Problem description:
Extract all data as written.

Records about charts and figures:
-- Start --
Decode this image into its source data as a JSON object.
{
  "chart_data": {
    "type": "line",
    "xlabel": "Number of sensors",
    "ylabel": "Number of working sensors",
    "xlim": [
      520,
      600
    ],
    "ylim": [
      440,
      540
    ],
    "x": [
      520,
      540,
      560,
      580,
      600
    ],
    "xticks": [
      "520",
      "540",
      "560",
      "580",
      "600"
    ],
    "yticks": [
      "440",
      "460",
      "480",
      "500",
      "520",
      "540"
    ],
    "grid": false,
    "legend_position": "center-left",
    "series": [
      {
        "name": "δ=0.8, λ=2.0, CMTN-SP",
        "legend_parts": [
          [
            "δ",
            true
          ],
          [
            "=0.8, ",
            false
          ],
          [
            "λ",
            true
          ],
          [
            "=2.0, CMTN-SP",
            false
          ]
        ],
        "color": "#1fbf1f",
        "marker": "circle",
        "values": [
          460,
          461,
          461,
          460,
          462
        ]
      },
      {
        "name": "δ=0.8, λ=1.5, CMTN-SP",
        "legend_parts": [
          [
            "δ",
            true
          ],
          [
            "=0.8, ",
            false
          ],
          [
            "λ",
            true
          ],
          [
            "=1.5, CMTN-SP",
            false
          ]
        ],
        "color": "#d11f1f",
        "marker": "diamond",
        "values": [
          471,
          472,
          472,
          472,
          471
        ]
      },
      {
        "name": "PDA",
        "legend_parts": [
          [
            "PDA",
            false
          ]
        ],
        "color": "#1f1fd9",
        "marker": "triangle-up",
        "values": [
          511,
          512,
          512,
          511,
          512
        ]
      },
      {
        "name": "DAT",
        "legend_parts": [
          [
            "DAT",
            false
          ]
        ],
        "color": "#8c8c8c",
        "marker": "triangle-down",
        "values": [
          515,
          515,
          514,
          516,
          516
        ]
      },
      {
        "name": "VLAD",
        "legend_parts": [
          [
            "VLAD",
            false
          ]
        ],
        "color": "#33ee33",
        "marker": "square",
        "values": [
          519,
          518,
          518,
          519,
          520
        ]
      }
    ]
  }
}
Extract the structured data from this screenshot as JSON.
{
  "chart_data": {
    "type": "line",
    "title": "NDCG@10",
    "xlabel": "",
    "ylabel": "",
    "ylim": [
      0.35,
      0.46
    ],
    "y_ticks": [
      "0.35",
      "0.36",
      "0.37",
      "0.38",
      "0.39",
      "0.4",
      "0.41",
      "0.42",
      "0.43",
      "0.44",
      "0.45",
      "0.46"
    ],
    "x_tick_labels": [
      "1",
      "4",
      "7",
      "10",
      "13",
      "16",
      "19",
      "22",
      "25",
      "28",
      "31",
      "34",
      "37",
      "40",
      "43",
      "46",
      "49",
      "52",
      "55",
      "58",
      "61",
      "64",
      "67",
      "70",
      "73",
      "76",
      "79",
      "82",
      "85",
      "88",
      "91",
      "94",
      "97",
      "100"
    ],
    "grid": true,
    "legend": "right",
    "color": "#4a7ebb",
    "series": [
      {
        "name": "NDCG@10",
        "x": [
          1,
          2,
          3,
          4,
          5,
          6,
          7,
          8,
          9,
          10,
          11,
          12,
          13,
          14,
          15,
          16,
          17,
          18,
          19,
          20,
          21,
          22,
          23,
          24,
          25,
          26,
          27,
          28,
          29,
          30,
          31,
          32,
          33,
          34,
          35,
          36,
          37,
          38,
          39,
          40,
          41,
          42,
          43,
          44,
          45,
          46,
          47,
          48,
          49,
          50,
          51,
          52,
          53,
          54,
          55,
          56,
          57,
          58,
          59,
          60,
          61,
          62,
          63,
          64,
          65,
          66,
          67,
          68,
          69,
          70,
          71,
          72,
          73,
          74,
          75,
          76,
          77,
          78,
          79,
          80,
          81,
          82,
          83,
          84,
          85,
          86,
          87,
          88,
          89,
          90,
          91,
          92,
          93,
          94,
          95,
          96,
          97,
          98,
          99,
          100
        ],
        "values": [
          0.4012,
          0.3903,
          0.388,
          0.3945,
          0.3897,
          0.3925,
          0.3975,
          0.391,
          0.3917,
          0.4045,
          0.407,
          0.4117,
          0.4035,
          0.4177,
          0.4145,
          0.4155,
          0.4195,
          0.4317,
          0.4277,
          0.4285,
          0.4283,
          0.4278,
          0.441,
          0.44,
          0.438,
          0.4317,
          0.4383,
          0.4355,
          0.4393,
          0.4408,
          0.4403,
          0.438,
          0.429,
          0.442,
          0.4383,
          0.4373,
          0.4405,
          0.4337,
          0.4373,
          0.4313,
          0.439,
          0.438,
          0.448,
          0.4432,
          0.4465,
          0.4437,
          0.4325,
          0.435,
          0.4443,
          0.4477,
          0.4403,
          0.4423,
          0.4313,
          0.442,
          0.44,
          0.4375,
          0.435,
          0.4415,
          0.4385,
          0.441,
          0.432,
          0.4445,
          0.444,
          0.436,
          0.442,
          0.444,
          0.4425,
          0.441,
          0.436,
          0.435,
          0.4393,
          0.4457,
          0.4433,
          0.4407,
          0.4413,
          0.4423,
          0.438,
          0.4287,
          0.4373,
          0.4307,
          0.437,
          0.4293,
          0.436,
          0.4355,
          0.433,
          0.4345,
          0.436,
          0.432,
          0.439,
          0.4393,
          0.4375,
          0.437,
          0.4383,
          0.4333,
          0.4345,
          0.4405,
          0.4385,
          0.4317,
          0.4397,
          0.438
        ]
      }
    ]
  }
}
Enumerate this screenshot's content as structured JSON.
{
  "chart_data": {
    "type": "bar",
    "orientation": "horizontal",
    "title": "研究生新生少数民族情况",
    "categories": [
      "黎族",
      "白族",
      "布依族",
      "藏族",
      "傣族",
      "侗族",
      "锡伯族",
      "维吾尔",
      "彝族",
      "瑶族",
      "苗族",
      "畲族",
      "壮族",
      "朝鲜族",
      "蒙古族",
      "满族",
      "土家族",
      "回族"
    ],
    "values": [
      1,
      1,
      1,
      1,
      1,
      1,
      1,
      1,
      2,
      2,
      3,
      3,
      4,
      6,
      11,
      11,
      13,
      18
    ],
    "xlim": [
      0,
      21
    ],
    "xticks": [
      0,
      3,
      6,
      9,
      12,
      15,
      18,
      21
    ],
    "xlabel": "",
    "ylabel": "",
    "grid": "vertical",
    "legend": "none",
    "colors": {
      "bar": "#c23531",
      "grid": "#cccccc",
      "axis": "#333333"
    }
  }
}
-- End --
Task output:
Decode this image into its source data as a JSON object.
{
  "chart_data": {
    "type": "line",
    "xlabel": "Number of sensors",
    "ylabel": "Number of working sensors",
    "xlim": [
      520,
      600
    ],
    "ylim": [
      440,
      540
    ],
    "x": [
      520,
      540,
      560,
      580,
      600
    ],
    "xticks": [
      "520",
      "540",
      "560",
      "580",
      "600"
    ],
    "yticks": [
      "440",
      "460",
      "480",
      "500",
      "520",
      "540"
    ],
    "grid": false,
    "legend_position": "center-left",
    "series": [
      {
        "name": "δ=0.8, λ=2.0, CMTN-SP",
        "legend_parts": [
          [
            "δ",
            true
          ],
          [
            "=0.8, ",
            false
          ],
          [
            "λ",
            true
          ],
          [
            "=2.0, CMTN-SP",
            false
          ]
        ],
        "color": "#1fbf1f",
        "marker": "circle",
        "values": [
          460,
          461,
          461,
          460,
          462
        ]
      },
      {
        "name": "δ=0.8, λ=1.5, CMTN-SP",
        "legend_parts": [
          [
            "δ",
            true
          ],
          [
            "=0.8, ",
            false
          ],
          [
            "λ",
            true
          ],
          [
            "=1.5, CMTN-SP",
            false
          ]
        ],
        "color": "#d11f1f",
        "marker": "diamond",
        "values": [
          471,
          472,
          472,
          472,
          471
        ]
      },
      {
        "name": "PDA",
        "legend_parts": [
          [
            "PDA",
            false
          ]
        ],
        "color": "#1f1fd9",
        "marker": "triangle-up",
        "values": [
          511,
          512,
          512,
          511,
          512
        ]
      },
      {
        "name": "DAT",
        "legend_parts": [
          [
            "DAT",
            false
          ]
        ],
        "color": "#8c8c8c",
        "marker": "triangle-down",
        "values": [
          515,
          515,
          514,
          516,
          516
        ]
      },
      {
        "name": "VLAD",
        "legend_parts": [
          [
            "VLAD",
            false
          ]
        ],
        "color": "#33ee33",
        "marker": "square",
        "values": [
          519,
          518,
          518,
          519,
          520
        ]
      }
    ]
  }
}
Extract the structured data from this screenshot as JSON.
{
  "chart_data": {
    "type": "line",
    "title": "NDCG@10",
    "xlabel": "",
    "ylabel": "",
    "ylim": [
      0.35,
      0.46
    ],
    "y_ticks": [
      "0.35",
      "0.36",
      "0.37",
      "0.38",
      "0.39",
      "0.4",
      "0.41",
      "0.42",
      "0.43",
      "0.44",
      "0.45",
      "0.46"
    ],
    "x_tick_labels": [
      "1",
      "4",
      "7",
      "10",
      "13",
      "16",
      "19",
      "22",
      "25",
      "28",
      "31",
      "34",
      "37",
      "40",
      "43",
      "46",
      "49",
      "52",
      "55",
      "58",
      "61",
      "64",
      "67",
      "70",
      "73",
      "76",
      "79",
      "82",
      "85",
      "88",
      "91",
      "94",
      "97",
      "100"
    ],
    "grid": true,
    "legend": "right",
    "color": "#4a7ebb",
    "series": [
      {
        "name": "NDCG@10",
        "x": [
          1,
          2,
          3,
          4,
          5,
          6,
          7,
          8,
          9,
          10,
          11,
          12,
          13,
          14,
          15,
          16,
          17,
          18,
          19,
          20,
          21,
          22,
          23,
          24,
          25,
          26,
          27,
          28,
          29,
          30,
          31,
          32,
          33,
          34,
          35,
          36,
          37,
          38,
          39,
          40,
          41,
          42,
          43,
          44,
          45,
          46,
          47,
          48,
          49,
          50,
          51,
          52,
          53,
          54,
          55,
          56,
          57,
          58,
          59,
          60,
          61,
          62,
          63,
          64,
          65,
          66,
          67,
          68,
          69,
          70,
          71,
          72,
          73,
          74,
          75,
          76,
          77,
          78,
          79,
          80,
          81,
          82,
          83,
          84,
          85,
          86,
          87,
          88,
          89,
          90,
          91,
          92,
          93,
          94,
          95,
          96,
          97,
          98,
          99,
          100
        ],
        "values": [
          0.4012,
          0.3903,
          0.388,
          0.3945,
          0.3897,
          0.3925,
          0.3975,
          0.391,
          0.3917,
          0.4045,
          0.407,
          0.4117,
          0.4035,
          0.4177,
          0.4145,
          0.4155,
          0.4195,
          0.4317,
          0.4277,
          0.4285,
          0.4283,
          0.4278,
          0.441,
          0.44,
          0.438,
          0.4317,
          0.4383,
          0.4355,
          0.4393,
          0.4408,
          0.4403,
          0.438,
          0.429,
          0.442,
          0.4383,
          0.4373,
          0.4405,
          0.4337,
          0.4373,
          0.4313,
          0.439,
          0.438,
          0.448,
          0.4432,
          0.4465,
          0.4437,
          0.4325,
          0.435,
          0.4443,
          0.4477,
          0.4403,
          0.4423,
          0.4313,
          0.442,
          0.44,
          0.4375,
          0.435,
          0.4415,
          0.4385,
          0.441,
          0.432,
          0.4445,
          0.444,
          0.436,
          0.442,
          0.444,
          0.4425,
          0.441,
          0.436,
          0.435,
          0.4393,
          0.4457,
          0.4433,
          0.4407,
          0.4413,
          0.4423,
          0.438,
          0.4287,
          0.4373,
          0.4307,
          0.437,
          0.4293,
          0.436,
          0.4355,
          0.433,
          0.4345,
          0.436,
          0.432,
          0.439,
          0.4393,
          0.4375,
          0.437,
          0.4383,
          0.4333,
          0.4345,
          0.4405,
          0.4385,
          0.4317,
          0.4397,
          0.438
        ]
      }
    ]
  }
}
Enumerate this screenshot's content as structured JSON.
{
  "chart_data": {
    "type": "bar",
    "orientation": "horizontal",
    "title": "研究生新生少数民族情况",
    "categories": [
      "黎族",
      "白族",
      "布依族",
      "藏族",
      "傣族",
      "侗族",
      "锡伯族",
      "维吾尔",
      "彝族",
      "瑶族",
      "苗族",
      "畲族",
      "壮族",
      "朝鲜族",
      "蒙古族",
      "满族",
      "土家族",
      "回族"
    ],
    "values": [
      1,
      1,
      1,
      1,
      1,
      1,
      1,
      1,
      2,
      2,
      3,
      3,
      4,
      6,
      11,
      11,
      13,
      18
    ],
    "xlim": [
      0,
      21
    ],
    "xticks": [
      0,
      3,
      6,
      9,
      12,
      15,
      18,
      21
    ],
    "xlabel": "",
    "ylabel": "",
    "grid": "vertical",
    "legend": "none",
    "colors": {
      "bar": "#c23531",
      "grid": "#cccccc",
      "axis": "#333333"
    }
  }
}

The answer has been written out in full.